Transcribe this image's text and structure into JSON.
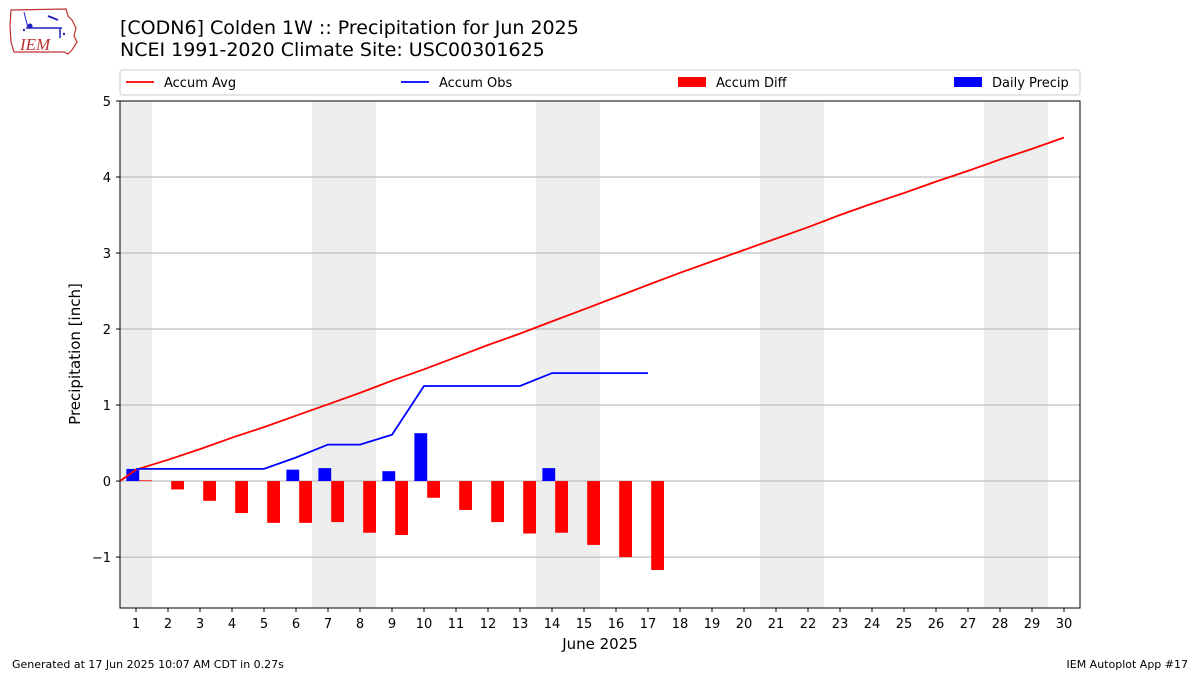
{
  "header": {
    "title_line1": "[CODN6] Colden 1W :: Precipitation for Jun 2025",
    "title_line2": "NCEI 1991-2020 Climate Site: USC00301625",
    "logo_text": "IEM"
  },
  "footer": {
    "generated": "Generated at 17 Jun 2025 10:07 AM CDT in 0.27s",
    "app": "IEM Autoplot App #17"
  },
  "colors": {
    "accum_avg": "#ff0000",
    "accum_obs": "#0000ff",
    "accum_diff": "#ff0000",
    "daily_precip": "#0000ff",
    "weekend_band": "#eeeeee",
    "grid": "#b0b0b0"
  },
  "chart_data": {
    "type": "bar",
    "xlabel": "June 2025",
    "ylabel": "Precipitation [inch]",
    "xlim": [
      0.5,
      30.5
    ],
    "ylim": [
      -1.67,
      5.0
    ],
    "yticks": [
      -1,
      0,
      1,
      2,
      3,
      4,
      5
    ],
    "ytick_labels": [
      "−1",
      "0",
      "1",
      "2",
      "3",
      "4",
      "5"
    ],
    "days": [
      1,
      2,
      3,
      4,
      5,
      6,
      7,
      8,
      9,
      10,
      11,
      12,
      13,
      14,
      15,
      16,
      17,
      18,
      19,
      20,
      21,
      22,
      23,
      24,
      25,
      26,
      27,
      28,
      29,
      30
    ],
    "weekend_days": [
      1,
      7,
      8,
      14,
      15,
      21,
      22,
      28,
      29
    ],
    "grid": "horizontal",
    "legend": {
      "placement": "top",
      "entries": [
        "Accum Avg",
        "Accum Obs",
        "Accum Diff",
        "Daily Precip"
      ]
    },
    "series": [
      {
        "name": "Accum Avg",
        "kind": "line",
        "x": [
          0.5,
          1,
          2,
          3,
          4,
          5,
          6,
          7,
          8,
          9,
          10,
          11,
          12,
          13,
          14,
          15,
          16,
          17,
          18,
          19,
          20,
          21,
          22,
          23,
          24,
          25,
          26,
          27,
          28,
          29,
          30
        ],
        "values": [
          0,
          0.15,
          0.28,
          0.42,
          0.57,
          0.71,
          0.86,
          1.01,
          1.16,
          1.32,
          1.47,
          1.63,
          1.79,
          1.94,
          2.1,
          2.26,
          2.42,
          2.58,
          2.74,
          2.89,
          3.04,
          3.19,
          3.34,
          3.5,
          3.65,
          3.79,
          3.94,
          4.08,
          4.23,
          4.37,
          4.52
        ]
      },
      {
        "name": "Accum Obs",
        "kind": "line",
        "x": [
          1,
          2,
          3,
          4,
          5,
          6,
          7,
          8,
          9,
          10,
          11,
          12,
          13,
          14,
          15,
          16,
          17
        ],
        "values": [
          0.16,
          0.16,
          0.16,
          0.16,
          0.16,
          0.31,
          0.48,
          0.48,
          0.61,
          1.25,
          1.25,
          1.25,
          1.25,
          1.42,
          1.42,
          1.42,
          1.42
        ]
      },
      {
        "name": "Accum Diff",
        "kind": "bar",
        "x": [
          1,
          2,
          3,
          4,
          5,
          6,
          7,
          8,
          9,
          10,
          11,
          12,
          13,
          14,
          15,
          16,
          17
        ],
        "values": [
          0.01,
          -0.11,
          -0.26,
          -0.42,
          -0.55,
          -0.55,
          -0.54,
          -0.68,
          -0.71,
          -0.22,
          -0.38,
          -0.54,
          -0.69,
          -0.68,
          -0.84,
          -1.0,
          -1.17
        ]
      },
      {
        "name": "Daily Precip",
        "kind": "bar",
        "x": [
          1,
          6,
          7,
          9,
          10,
          14
        ],
        "values": [
          0.16,
          0.15,
          0.17,
          0.13,
          0.63,
          0.17
        ]
      }
    ]
  }
}
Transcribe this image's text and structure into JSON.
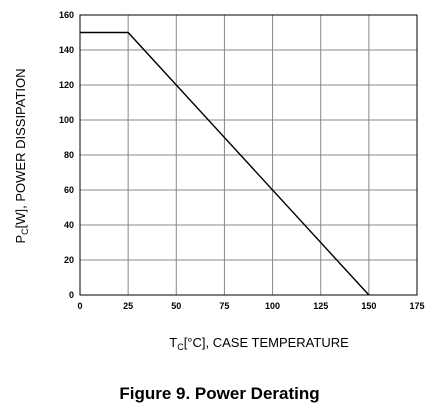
{
  "chart_data": {
    "type": "line",
    "caption": "Figure 9. Power Derating",
    "xlabel": {
      "main": "T",
      "sub": "C",
      "rest": "[°C], CASE TEMPERATURE"
    },
    "ylabel": {
      "main": "P",
      "sub": "C",
      "rest": "[W], POWER DISSIPATION"
    },
    "xlim": [
      0,
      175
    ],
    "ylim": [
      0,
      160
    ],
    "xticks": [
      0,
      25,
      50,
      75,
      100,
      125,
      150,
      175
    ],
    "yticks": [
      0,
      20,
      40,
      60,
      80,
      100,
      120,
      140,
      160
    ],
    "grid": true,
    "series": [
      {
        "x": [
          0,
          25,
          150
        ],
        "y": [
          150,
          150,
          0
        ]
      }
    ]
  }
}
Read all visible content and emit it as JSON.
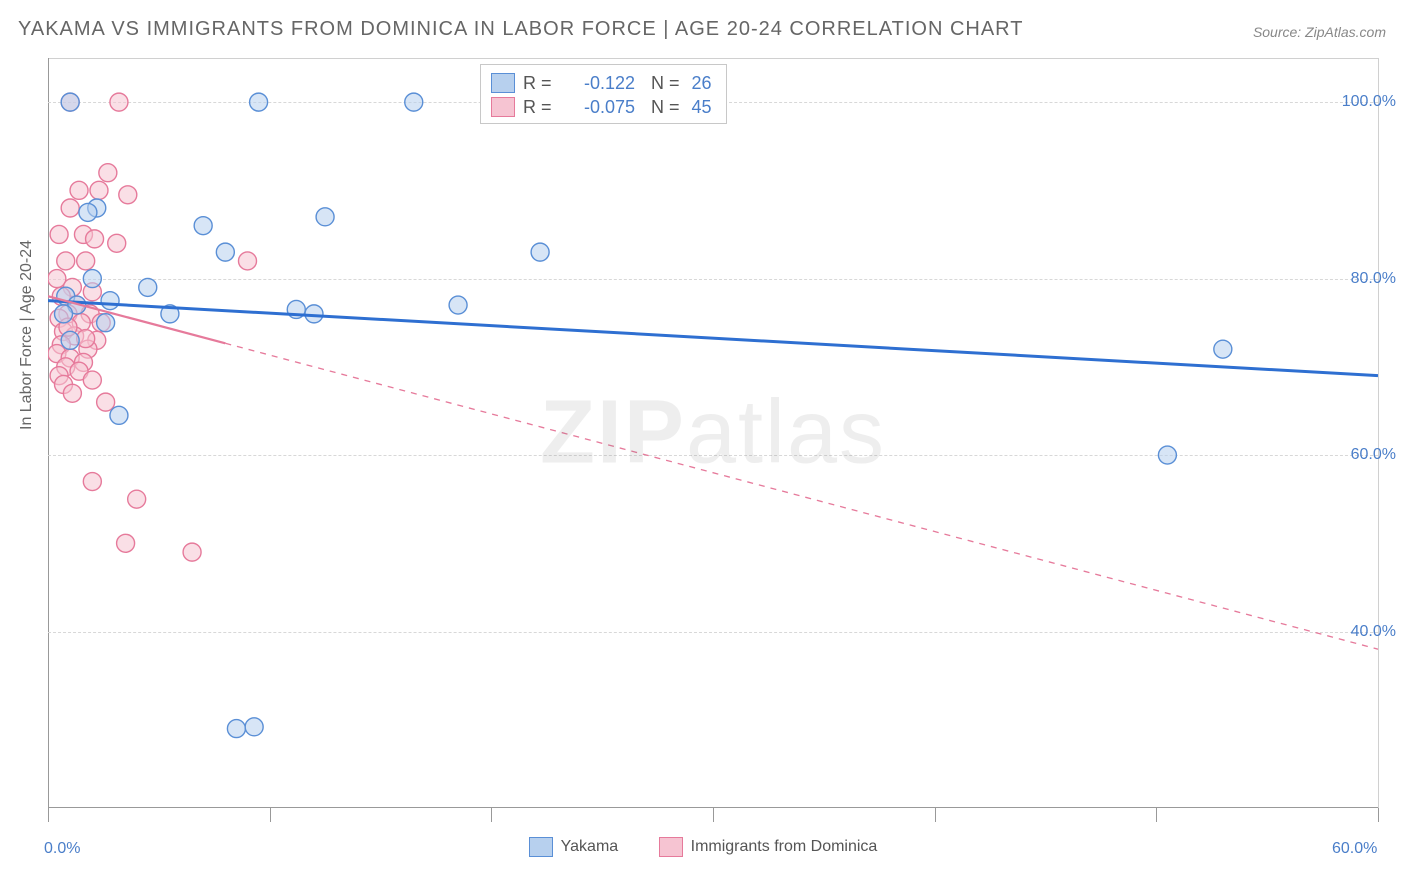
{
  "title": "YAKAMA VS IMMIGRANTS FROM DOMINICA IN LABOR FORCE | AGE 20-24 CORRELATION CHART",
  "source": "Source: ZipAtlas.com",
  "y_axis_title": "In Labor Force | Age 20-24",
  "watermark_a": "ZIP",
  "watermark_b": "atlas",
  "chart": {
    "type": "scatter-with-regression",
    "x_range": [
      0,
      60
    ],
    "y_range": [
      20,
      105
    ],
    "x_labels": [
      {
        "v": 0,
        "text": "0.0%"
      },
      {
        "v": 60,
        "text": "60.0%"
      }
    ],
    "x_ticks": [
      0,
      10,
      20,
      30,
      40,
      50,
      60
    ],
    "y_labels": [
      {
        "v": 40,
        "text": "40.0%"
      },
      {
        "v": 60,
        "text": "60.0%"
      },
      {
        "v": 80,
        "text": "80.0%"
      },
      {
        "v": 100,
        "text": "100.0%"
      }
    ],
    "background": "#ffffff",
    "grid_color": "#d8d8d8",
    "axis_color": "#999999",
    "marker_radius": 9,
    "marker_opacity": 0.55,
    "series": [
      {
        "name": "Yakama",
        "color_fill": "#b7d0ee",
        "color_stroke": "#5a8fd6",
        "reg_color": "#2e6fd1",
        "reg_width": 3,
        "reg_dash": "none",
        "reg_from": [
          0,
          77.5
        ],
        "reg_to": [
          60,
          69.0
        ],
        "reg_solid_limit_x": 60,
        "R": "-0.122",
        "N": "26",
        "points": [
          [
            9.5,
            100
          ],
          [
            16.5,
            100
          ],
          [
            1.0,
            100
          ],
          [
            2.0,
            80
          ],
          [
            4.5,
            79
          ],
          [
            2.2,
            88
          ],
          [
            0.8,
            78
          ],
          [
            7.0,
            86
          ],
          [
            12.5,
            87
          ],
          [
            22.2,
            83
          ],
          [
            8.0,
            83
          ],
          [
            1.3,
            77
          ],
          [
            5.5,
            76
          ],
          [
            11.2,
            76.5
          ],
          [
            18.5,
            77
          ],
          [
            12.0,
            76
          ],
          [
            3.2,
            64.5
          ],
          [
            53.0,
            72
          ],
          [
            50.5,
            60
          ],
          [
            8.5,
            29
          ],
          [
            9.3,
            29.2
          ],
          [
            1.8,
            87.5
          ],
          [
            0.7,
            76
          ],
          [
            2.6,
            75
          ],
          [
            1.0,
            73
          ],
          [
            2.8,
            77.5
          ]
        ]
      },
      {
        "name": "Immigrants from Dominica",
        "color_fill": "#f6c4d2",
        "color_stroke": "#e67a9b",
        "reg_color": "#e67a9b",
        "reg_width": 2.2,
        "reg_dash": "6,6",
        "reg_from": [
          0,
          78.0
        ],
        "reg_to": [
          60,
          38.0
        ],
        "reg_solid_limit_x": 8,
        "R": "-0.075",
        "N": "45",
        "points": [
          [
            3.2,
            100
          ],
          [
            1.0,
            100
          ],
          [
            2.7,
            92
          ],
          [
            1.4,
            90
          ],
          [
            2.3,
            90
          ],
          [
            3.6,
            89.5
          ],
          [
            1.0,
            88
          ],
          [
            0.5,
            85
          ],
          [
            1.6,
            85
          ],
          [
            2.1,
            84.5
          ],
          [
            3.1,
            84.0
          ],
          [
            0.8,
            82
          ],
          [
            1.7,
            82
          ],
          [
            9.0,
            82
          ],
          [
            0.4,
            80
          ],
          [
            1.1,
            79
          ],
          [
            2.0,
            78.5
          ],
          [
            0.6,
            78
          ],
          [
            1.3,
            77
          ],
          [
            0.9,
            76
          ],
          [
            1.9,
            76
          ],
          [
            0.5,
            75.5
          ],
          [
            1.5,
            75
          ],
          [
            2.4,
            75
          ],
          [
            0.7,
            74
          ],
          [
            1.2,
            73.5
          ],
          [
            2.2,
            73
          ],
          [
            0.6,
            72.5
          ],
          [
            1.8,
            72
          ],
          [
            0.4,
            71.5
          ],
          [
            1.0,
            71
          ],
          [
            1.6,
            70.5
          ],
          [
            0.8,
            70
          ],
          [
            1.4,
            69.5
          ],
          [
            0.5,
            69
          ],
          [
            2.0,
            68.5
          ],
          [
            0.7,
            68
          ],
          [
            1.1,
            67
          ],
          [
            2.6,
            66
          ],
          [
            2.0,
            57
          ],
          [
            4.0,
            55
          ],
          [
            3.5,
            50
          ],
          [
            6.5,
            49
          ],
          [
            0.9,
            74.5
          ],
          [
            1.7,
            73.2
          ]
        ]
      }
    ]
  },
  "legend_top": {
    "R_label": "R =",
    "N_label": "N ="
  },
  "legend_bottom": [
    {
      "swatch": "blue",
      "label": "Yakama"
    },
    {
      "swatch": "pink",
      "label": "Immigrants from Dominica"
    }
  ]
}
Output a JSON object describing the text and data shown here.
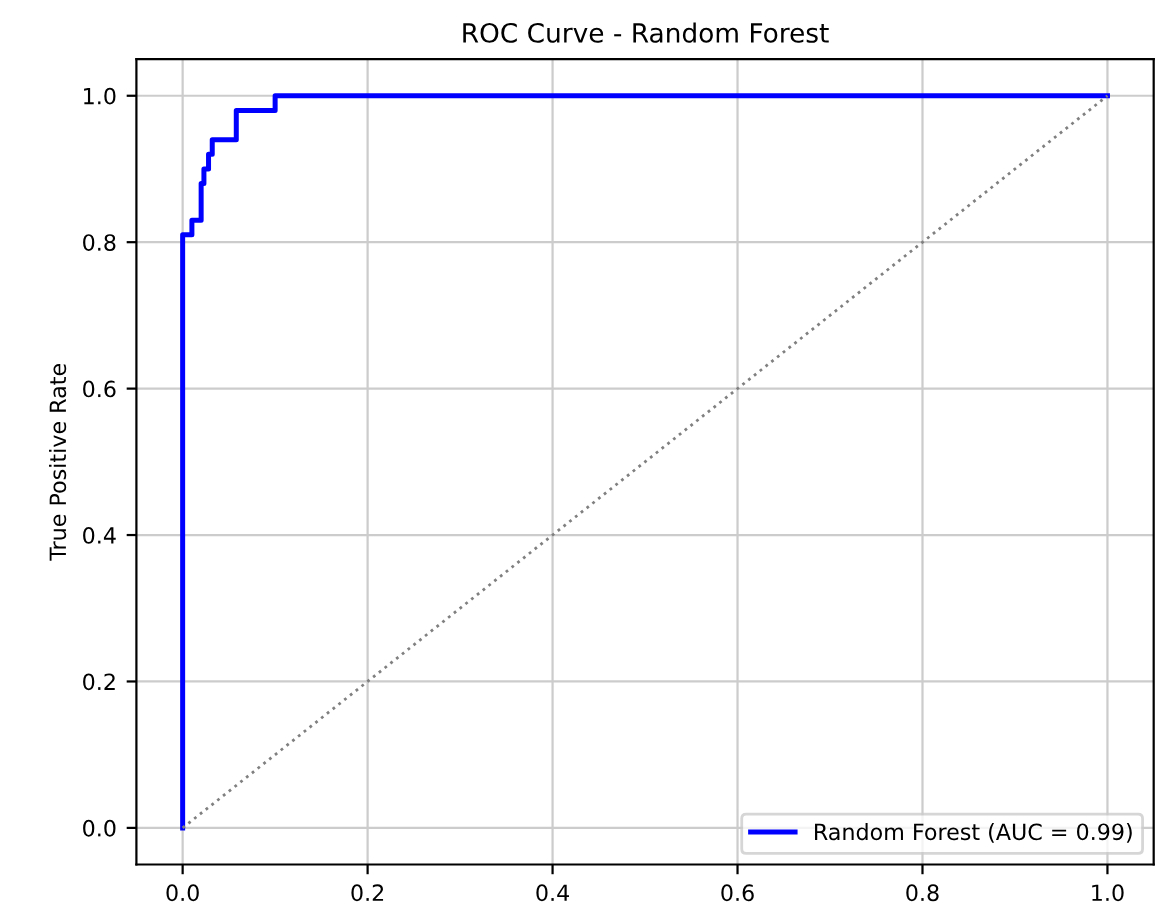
{
  "chart_data": {
    "type": "line",
    "title": "ROC Curve - Random Forest",
    "ylabel": "True Positive Rate",
    "series": [
      {
        "name": "Random Forest (AUC = 0.99)",
        "color": "#0000ff",
        "line_style": "solid",
        "x": [
          0,
          0,
          0.01,
          0.01,
          0.02,
          0.02,
          0.023,
          0.023,
          0.028,
          0.028,
          0.032,
          0.032,
          0.058,
          0.058,
          0.1,
          0.1,
          1.0
        ],
        "values": [
          0,
          0.81,
          0.81,
          0.83,
          0.83,
          0.88,
          0.88,
          0.9,
          0.9,
          0.92,
          0.92,
          0.94,
          0.94,
          0.98,
          0.98,
          1.0,
          1.0
        ]
      },
      {
        "color": "#808080",
        "line_style": "dotted",
        "x": [
          0,
          1
        ],
        "values": [
          0,
          1
        ]
      }
    ],
    "xlim": [
      -0.05,
      1.05
    ],
    "ylim": [
      -0.05,
      1.05
    ],
    "xticks": [
      {
        "value": 0,
        "label": "0.0"
      },
      0.2,
      0.4,
      0.6,
      0.8,
      {
        "value": 1,
        "label": "1.0"
      }
    ],
    "yticks": [
      {
        "value": 0,
        "label": "0.0"
      },
      0.2,
      0.4,
      0.6,
      0.8,
      {
        "value": 1,
        "label": "1.0"
      }
    ],
    "grid": true,
    "legend": "lower right"
  }
}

+===+

● Set problem
Show, from the material above, each line that includes the string "name".

● Finished exercise
        "name": "Accum Avg",
        "name": "Accum Obs",
        "name": "Accum Diff",
        "name": "Daily Precip",
        "name": "Yakama",
        "name": "Immigrants from Dominica",
        "name": "Random Forest (AUC = 0.99)",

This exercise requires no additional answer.